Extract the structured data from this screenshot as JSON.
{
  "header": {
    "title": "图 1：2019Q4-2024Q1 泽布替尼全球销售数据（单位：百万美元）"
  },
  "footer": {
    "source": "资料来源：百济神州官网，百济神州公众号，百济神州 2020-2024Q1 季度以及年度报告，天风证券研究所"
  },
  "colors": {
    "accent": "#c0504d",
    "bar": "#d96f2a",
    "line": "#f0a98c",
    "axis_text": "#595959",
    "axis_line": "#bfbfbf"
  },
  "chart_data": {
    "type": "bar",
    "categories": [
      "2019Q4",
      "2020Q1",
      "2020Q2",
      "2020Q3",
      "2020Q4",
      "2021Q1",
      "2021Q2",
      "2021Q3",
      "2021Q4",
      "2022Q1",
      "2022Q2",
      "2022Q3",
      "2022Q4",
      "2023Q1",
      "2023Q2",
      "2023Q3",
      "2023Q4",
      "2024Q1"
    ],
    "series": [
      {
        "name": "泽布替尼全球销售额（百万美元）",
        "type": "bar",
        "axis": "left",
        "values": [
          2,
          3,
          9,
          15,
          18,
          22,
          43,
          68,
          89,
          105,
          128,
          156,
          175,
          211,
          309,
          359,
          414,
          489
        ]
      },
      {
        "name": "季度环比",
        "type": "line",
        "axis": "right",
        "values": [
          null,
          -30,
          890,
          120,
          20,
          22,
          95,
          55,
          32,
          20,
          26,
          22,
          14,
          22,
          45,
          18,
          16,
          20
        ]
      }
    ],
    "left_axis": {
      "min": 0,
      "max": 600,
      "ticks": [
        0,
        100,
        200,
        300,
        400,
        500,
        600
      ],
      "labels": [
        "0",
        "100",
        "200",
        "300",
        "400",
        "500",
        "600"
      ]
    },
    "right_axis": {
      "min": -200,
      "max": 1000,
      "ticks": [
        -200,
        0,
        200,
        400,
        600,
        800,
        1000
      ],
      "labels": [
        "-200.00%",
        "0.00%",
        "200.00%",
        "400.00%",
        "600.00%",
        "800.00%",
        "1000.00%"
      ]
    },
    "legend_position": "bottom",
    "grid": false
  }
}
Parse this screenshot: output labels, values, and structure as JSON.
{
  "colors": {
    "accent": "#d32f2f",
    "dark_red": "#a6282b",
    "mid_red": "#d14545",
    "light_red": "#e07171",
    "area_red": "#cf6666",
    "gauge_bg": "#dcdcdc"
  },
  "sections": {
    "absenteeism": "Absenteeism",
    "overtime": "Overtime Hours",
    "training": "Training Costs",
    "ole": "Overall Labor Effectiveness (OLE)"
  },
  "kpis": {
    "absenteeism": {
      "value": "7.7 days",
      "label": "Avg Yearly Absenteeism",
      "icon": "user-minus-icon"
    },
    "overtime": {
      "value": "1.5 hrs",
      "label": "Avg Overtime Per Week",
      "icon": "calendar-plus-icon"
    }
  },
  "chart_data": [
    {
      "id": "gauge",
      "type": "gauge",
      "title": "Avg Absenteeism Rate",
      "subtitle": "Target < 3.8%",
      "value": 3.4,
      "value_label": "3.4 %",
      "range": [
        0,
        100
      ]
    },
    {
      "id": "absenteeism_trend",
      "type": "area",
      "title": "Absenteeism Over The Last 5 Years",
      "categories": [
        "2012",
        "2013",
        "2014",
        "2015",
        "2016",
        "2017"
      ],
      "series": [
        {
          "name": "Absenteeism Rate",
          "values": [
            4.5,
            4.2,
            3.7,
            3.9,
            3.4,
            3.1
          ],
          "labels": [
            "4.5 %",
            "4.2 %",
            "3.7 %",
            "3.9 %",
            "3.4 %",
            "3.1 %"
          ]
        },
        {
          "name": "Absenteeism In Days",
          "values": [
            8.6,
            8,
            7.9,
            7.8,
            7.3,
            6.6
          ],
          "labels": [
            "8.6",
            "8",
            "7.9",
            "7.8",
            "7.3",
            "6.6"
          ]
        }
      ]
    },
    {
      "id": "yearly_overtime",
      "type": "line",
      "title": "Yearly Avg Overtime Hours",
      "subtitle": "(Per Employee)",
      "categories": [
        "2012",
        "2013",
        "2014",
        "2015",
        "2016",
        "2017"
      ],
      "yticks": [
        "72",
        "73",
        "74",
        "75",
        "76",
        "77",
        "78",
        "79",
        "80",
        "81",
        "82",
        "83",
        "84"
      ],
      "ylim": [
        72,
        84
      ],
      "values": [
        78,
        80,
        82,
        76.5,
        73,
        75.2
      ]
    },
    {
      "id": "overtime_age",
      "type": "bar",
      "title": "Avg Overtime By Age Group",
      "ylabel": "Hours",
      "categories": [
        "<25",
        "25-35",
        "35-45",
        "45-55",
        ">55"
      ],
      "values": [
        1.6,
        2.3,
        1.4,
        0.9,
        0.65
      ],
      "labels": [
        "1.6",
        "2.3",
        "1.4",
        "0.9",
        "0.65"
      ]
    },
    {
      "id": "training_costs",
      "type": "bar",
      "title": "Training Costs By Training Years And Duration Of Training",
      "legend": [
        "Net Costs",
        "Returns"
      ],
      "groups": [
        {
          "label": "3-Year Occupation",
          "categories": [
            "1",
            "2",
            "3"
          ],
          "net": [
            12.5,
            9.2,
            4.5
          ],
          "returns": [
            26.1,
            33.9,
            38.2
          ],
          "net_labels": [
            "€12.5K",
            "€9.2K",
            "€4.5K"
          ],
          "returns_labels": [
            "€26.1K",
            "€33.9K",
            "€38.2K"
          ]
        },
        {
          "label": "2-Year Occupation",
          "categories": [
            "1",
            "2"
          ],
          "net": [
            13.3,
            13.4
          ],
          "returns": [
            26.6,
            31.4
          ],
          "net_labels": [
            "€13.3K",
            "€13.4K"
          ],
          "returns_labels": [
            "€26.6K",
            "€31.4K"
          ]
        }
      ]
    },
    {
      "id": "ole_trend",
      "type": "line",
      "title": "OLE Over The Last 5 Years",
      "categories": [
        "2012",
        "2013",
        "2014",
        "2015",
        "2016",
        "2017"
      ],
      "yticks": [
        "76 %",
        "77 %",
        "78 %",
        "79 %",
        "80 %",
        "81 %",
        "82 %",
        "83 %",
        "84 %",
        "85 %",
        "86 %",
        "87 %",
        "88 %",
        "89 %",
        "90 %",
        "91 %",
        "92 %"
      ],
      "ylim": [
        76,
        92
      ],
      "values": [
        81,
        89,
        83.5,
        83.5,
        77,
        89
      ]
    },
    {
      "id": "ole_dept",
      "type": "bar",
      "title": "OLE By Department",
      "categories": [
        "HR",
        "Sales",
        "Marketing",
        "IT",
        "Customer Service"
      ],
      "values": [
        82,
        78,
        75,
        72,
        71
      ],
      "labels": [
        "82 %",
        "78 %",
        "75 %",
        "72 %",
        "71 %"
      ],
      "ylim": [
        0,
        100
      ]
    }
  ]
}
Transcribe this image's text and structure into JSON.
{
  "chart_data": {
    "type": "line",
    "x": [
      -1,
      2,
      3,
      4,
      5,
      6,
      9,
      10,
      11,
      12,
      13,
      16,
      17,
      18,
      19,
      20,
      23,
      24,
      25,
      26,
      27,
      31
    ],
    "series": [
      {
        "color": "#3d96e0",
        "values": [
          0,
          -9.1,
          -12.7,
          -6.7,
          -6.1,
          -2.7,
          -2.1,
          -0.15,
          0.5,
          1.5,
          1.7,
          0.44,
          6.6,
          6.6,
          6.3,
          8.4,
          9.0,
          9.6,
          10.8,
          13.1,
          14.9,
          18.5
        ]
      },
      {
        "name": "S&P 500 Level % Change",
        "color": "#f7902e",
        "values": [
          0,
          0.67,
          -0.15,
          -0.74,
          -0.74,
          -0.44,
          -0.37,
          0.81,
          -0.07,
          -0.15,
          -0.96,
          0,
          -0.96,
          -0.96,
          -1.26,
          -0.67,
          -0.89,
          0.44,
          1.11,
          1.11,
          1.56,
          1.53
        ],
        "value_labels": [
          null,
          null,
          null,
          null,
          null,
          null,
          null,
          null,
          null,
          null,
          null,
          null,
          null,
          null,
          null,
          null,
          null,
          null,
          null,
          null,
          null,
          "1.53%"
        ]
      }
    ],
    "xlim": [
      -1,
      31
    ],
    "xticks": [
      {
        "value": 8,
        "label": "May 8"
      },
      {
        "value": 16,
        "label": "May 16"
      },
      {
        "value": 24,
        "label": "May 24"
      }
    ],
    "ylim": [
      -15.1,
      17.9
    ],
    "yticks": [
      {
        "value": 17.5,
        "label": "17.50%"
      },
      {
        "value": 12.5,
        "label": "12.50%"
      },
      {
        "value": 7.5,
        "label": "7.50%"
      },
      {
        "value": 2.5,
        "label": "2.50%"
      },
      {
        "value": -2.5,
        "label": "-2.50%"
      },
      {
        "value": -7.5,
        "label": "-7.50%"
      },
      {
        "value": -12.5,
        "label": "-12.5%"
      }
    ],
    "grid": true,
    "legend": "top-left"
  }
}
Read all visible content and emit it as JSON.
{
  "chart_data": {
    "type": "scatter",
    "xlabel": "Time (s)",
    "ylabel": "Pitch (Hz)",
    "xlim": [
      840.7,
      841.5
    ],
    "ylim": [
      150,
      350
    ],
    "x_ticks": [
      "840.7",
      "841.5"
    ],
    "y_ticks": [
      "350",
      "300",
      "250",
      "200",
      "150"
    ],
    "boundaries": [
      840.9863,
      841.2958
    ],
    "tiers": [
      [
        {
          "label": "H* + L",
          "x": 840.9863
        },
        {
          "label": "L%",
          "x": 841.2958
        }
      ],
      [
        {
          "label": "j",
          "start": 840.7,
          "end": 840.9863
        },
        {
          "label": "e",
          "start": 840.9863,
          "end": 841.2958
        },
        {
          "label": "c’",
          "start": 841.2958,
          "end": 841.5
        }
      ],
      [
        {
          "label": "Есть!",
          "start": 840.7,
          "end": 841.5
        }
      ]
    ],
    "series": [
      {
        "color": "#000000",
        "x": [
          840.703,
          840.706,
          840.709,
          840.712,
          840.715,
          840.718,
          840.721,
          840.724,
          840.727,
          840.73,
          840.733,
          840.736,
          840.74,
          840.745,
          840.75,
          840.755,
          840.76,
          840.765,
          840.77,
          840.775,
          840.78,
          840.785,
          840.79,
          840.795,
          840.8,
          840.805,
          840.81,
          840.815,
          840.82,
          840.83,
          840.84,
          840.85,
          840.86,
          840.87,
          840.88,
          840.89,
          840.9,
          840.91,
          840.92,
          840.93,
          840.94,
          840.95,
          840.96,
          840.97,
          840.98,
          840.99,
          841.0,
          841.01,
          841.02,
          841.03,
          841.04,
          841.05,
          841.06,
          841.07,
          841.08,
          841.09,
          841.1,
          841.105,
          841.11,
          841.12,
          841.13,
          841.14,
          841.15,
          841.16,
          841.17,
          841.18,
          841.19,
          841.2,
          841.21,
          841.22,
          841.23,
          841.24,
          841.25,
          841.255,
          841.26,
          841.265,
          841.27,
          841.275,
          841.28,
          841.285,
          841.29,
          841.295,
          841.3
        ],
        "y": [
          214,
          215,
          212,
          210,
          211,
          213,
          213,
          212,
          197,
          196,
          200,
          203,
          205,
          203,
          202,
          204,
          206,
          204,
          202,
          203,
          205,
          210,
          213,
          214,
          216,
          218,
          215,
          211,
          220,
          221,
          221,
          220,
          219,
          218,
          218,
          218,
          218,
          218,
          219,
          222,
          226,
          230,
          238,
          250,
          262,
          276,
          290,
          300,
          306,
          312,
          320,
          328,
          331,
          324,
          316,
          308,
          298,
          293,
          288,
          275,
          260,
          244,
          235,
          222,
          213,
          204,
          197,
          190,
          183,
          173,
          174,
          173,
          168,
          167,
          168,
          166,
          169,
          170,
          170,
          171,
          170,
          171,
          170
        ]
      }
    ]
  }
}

──────────

WHAT NEEDS TO BE DONE: Of the lines above, how many include the word "Hours"? Reply with the number only.

SOLUTION TO THE EXERCISE: 3